From the entries provided below, copy each line that contains the word "Height".

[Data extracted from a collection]
┄┄┄┄┄┄┄┄┄┄
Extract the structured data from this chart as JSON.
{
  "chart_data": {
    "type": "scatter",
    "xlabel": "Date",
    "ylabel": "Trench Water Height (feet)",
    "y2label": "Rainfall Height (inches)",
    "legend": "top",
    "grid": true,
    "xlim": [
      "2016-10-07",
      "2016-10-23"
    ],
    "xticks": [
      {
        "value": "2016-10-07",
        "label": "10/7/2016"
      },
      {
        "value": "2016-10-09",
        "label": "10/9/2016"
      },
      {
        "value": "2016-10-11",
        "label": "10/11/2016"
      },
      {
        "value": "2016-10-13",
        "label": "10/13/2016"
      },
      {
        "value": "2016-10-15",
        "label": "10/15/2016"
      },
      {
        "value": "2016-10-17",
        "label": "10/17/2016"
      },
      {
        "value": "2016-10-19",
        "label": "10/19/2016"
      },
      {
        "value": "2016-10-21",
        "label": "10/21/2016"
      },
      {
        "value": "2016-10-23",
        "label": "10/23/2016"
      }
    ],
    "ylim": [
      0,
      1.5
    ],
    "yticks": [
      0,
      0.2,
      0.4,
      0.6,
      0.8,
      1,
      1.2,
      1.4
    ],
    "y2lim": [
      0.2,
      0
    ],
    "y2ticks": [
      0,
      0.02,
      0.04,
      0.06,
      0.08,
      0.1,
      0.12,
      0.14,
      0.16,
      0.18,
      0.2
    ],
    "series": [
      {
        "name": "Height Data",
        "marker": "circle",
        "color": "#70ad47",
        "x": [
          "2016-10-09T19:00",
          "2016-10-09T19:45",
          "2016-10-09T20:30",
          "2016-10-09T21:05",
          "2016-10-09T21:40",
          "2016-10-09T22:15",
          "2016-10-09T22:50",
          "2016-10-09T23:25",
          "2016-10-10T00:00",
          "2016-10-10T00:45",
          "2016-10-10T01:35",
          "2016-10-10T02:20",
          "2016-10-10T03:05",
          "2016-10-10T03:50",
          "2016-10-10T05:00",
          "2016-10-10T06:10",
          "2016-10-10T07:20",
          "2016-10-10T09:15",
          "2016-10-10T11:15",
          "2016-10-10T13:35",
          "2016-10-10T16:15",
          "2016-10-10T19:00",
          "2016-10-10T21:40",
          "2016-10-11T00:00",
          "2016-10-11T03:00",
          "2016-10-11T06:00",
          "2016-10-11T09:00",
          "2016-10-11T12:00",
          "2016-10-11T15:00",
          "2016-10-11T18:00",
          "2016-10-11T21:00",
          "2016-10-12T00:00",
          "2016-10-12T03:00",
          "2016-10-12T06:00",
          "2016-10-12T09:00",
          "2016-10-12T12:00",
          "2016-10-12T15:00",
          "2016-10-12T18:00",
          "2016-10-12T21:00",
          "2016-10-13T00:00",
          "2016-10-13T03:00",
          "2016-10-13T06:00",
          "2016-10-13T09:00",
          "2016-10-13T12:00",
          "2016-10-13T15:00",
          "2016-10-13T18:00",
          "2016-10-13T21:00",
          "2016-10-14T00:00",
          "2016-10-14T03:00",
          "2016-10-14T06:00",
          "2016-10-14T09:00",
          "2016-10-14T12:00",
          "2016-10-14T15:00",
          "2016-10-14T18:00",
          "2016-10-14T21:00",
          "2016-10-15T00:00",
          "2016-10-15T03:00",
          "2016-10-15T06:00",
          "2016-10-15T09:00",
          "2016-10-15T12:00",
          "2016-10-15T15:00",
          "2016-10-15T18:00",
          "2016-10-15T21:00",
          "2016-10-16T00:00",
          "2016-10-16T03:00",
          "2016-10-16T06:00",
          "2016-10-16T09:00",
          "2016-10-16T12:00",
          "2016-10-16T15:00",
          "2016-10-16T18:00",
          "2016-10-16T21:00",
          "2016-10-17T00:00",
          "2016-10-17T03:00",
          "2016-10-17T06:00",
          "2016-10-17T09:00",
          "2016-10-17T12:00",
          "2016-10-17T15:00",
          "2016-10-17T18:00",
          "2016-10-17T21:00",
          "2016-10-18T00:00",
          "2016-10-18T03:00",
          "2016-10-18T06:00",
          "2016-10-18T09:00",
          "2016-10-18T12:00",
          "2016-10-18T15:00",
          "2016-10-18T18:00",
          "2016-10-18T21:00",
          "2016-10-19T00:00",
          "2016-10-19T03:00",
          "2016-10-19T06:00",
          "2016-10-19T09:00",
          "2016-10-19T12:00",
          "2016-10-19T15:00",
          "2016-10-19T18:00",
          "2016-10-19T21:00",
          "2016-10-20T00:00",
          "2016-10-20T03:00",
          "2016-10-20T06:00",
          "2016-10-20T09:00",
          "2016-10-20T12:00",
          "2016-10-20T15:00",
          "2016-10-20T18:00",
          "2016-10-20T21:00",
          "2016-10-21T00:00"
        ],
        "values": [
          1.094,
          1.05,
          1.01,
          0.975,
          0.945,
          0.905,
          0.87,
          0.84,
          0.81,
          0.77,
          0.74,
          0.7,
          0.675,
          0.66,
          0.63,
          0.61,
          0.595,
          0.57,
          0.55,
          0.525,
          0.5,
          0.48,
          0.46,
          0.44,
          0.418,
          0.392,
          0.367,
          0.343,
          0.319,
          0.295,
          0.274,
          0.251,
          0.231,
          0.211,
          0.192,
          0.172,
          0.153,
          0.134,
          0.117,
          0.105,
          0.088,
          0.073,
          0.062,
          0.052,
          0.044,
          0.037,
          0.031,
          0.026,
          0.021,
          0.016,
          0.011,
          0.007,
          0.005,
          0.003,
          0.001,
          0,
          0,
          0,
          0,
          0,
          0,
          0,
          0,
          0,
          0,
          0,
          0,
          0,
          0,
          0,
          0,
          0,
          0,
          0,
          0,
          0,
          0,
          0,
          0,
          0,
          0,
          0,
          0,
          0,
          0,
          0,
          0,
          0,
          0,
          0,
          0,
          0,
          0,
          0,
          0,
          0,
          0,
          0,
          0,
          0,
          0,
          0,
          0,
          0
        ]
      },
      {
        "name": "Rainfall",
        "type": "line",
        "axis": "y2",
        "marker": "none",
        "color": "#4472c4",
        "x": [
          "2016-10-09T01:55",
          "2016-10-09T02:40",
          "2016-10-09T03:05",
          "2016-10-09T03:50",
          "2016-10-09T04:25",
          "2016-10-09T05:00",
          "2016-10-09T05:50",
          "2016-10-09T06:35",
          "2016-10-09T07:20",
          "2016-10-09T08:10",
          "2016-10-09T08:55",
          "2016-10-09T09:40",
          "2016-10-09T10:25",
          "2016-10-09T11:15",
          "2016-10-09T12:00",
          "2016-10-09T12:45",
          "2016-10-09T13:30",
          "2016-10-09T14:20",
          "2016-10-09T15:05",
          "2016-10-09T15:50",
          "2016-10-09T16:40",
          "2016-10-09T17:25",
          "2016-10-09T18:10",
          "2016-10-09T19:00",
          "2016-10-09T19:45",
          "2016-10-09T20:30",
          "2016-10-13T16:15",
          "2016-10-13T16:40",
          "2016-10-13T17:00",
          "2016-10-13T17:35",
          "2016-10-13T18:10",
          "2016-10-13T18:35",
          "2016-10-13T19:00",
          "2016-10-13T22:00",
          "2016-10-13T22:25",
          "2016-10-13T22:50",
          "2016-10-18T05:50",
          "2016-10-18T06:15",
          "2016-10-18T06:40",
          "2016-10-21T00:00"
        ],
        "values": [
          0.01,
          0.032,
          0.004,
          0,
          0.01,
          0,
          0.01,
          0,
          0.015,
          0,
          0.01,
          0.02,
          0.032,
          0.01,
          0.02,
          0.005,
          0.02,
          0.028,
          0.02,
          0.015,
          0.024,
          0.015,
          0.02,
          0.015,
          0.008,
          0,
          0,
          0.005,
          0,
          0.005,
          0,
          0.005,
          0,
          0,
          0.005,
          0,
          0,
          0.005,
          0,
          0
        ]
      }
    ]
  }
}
┄┄┄┄┄┄┄┄┄┄
--- In response ---
    "ylabel": "Trench Water Height (feet)",
    "y2label": "Rainfall Height (inches)",
        "name": "Height Data",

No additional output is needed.